Exactly repeat the full listing that follows.

(Data listing)

(begin)

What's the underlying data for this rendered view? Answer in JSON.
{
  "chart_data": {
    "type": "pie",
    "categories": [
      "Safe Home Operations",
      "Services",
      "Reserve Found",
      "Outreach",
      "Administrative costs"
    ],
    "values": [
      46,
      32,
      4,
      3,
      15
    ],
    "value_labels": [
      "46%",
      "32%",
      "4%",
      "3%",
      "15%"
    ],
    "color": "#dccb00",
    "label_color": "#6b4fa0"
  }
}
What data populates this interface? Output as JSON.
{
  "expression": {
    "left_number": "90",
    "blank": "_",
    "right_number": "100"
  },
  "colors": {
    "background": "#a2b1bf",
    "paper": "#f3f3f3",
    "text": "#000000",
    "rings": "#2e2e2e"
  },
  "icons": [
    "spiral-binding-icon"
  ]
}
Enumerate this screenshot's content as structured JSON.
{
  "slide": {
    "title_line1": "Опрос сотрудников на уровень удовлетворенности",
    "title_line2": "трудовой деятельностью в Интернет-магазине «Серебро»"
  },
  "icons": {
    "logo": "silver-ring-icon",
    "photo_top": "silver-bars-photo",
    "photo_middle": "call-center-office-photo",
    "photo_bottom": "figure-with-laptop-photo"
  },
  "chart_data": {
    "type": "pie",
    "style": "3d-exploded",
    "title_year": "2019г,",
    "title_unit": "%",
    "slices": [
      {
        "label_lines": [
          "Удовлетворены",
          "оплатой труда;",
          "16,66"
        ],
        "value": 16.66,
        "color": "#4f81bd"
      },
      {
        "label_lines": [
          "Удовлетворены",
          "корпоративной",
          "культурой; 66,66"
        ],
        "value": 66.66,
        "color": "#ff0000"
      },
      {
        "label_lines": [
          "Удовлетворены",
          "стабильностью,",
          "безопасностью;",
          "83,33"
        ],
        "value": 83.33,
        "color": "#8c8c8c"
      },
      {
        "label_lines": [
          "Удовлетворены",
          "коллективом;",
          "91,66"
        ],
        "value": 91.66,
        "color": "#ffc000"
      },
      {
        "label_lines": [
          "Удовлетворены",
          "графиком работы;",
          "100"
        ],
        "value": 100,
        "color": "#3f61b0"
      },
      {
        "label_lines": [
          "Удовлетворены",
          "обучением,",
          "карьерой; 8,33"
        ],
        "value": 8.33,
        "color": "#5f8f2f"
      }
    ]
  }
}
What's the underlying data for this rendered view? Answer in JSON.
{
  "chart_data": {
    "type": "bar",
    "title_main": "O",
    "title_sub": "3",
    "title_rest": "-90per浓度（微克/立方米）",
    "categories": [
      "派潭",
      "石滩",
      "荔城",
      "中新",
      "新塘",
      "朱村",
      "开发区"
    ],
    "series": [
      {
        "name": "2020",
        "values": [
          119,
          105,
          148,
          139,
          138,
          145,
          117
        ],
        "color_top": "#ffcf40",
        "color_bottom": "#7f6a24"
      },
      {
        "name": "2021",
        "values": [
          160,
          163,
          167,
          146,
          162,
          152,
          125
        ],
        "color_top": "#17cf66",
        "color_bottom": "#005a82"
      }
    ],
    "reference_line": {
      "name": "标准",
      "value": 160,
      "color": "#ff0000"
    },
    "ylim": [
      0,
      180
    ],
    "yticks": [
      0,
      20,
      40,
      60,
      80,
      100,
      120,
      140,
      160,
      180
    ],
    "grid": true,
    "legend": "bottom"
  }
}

(end)

## EXPECTED ANSWER
What's the underlying data for this rendered view? Answer in JSON.
{
  "chart_data": {
    "type": "pie",
    "categories": [
      "Safe Home Operations",
      "Services",
      "Reserve Found",
      "Outreach",
      "Administrative costs"
    ],
    "values": [
      46,
      32,
      4,
      3,
      15
    ],
    "value_labels": [
      "46%",
      "32%",
      "4%",
      "3%",
      "15%"
    ],
    "color": "#dccb00",
    "label_color": "#6b4fa0"
  }
}
What data populates this interface? Output as JSON.
{
  "expression": {
    "left_number": "90",
    "blank": "_",
    "right_number": "100"
  },
  "colors": {
    "background": "#a2b1bf",
    "paper": "#f3f3f3",
    "text": "#000000",
    "rings": "#2e2e2e"
  },
  "icons": [
    "spiral-binding-icon"
  ]
}
Enumerate this screenshot's content as structured JSON.
{
  "slide": {
    "title_line1": "Опрос сотрудников на уровень удовлетворенности",
    "title_line2": "трудовой деятельностью в Интернет-магазине «Серебро»"
  },
  "icons": {
    "logo": "silver-ring-icon",
    "photo_top": "silver-bars-photo",
    "photo_middle": "call-center-office-photo",
    "photo_bottom": "figure-with-laptop-photo"
  },
  "chart_data": {
    "type": "pie",
    "style": "3d-exploded",
    "title_year": "2019г,",
    "title_unit": "%",
    "slices": [
      {
        "label_lines": [
          "Удовлетворены",
          "оплатой труда;",
          "16,66"
        ],
        "value": 16.66,
        "color": "#4f81bd"
      },
      {
        "label_lines": [
          "Удовлетворены",
          "корпоративной",
          "культурой; 66,66"
        ],
        "value": 66.66,
        "color": "#ff0000"
      },
      {
        "label_lines": [
          "Удовлетворены",
          "стабильностью,",
          "безопасностью;",
          "83,33"
        ],
        "value": 83.33,
        "color": "#8c8c8c"
      },
      {
        "label_lines": [
          "Удовлетворены",
          "коллективом;",
          "91,66"
        ],
        "value": 91.66,
        "color": "#ffc000"
      },
      {
        "label_lines": [
          "Удовлетворены",
          "графиком работы;",
          "100"
        ],
        "value": 100,
        "color": "#3f61b0"
      },
      {
        "label_lines": [
          "Удовлетворены",
          "обучением,",
          "карьерой; 8,33"
        ],
        "value": 8.33,
        "color": "#5f8f2f"
      }
    ]
  }
}
What's the underlying data for this rendered view? Answer in JSON.
{
  "chart_data": {
    "type": "bar",
    "title_main": "O",
    "title_sub": "3",
    "title_rest": "-90per浓度（微克/立方米）",
    "categories": [
      "派潭",
      "石滩",
      "荔城",
      "中新",
      "新塘",
      "朱村",
      "开发区"
    ],
    "series": [
      {
        "name": "2020",
        "values": [
          119,
          105,
          148,
          139,
          138,
          145,
          117
        ],
        "color_top": "#ffcf40",
        "color_bottom": "#7f6a24"
      },
      {
        "name": "2021",
        "values": [
          160,
          163,
          167,
          146,
          162,
          152,
          125
        ],
        "color_top": "#17cf66",
        "color_bottom": "#005a82"
      }
    ],
    "reference_line": {
      "name": "标准",
      "value": 160,
      "color": "#ff0000"
    },
    "ylim": [
      0,
      180
    ],
    "yticks": [
      0,
      20,
      40,
      60,
      80,
      100,
      120,
      140,
      160,
      180
    ],
    "grid": true,
    "legend": "bottom"
  }
}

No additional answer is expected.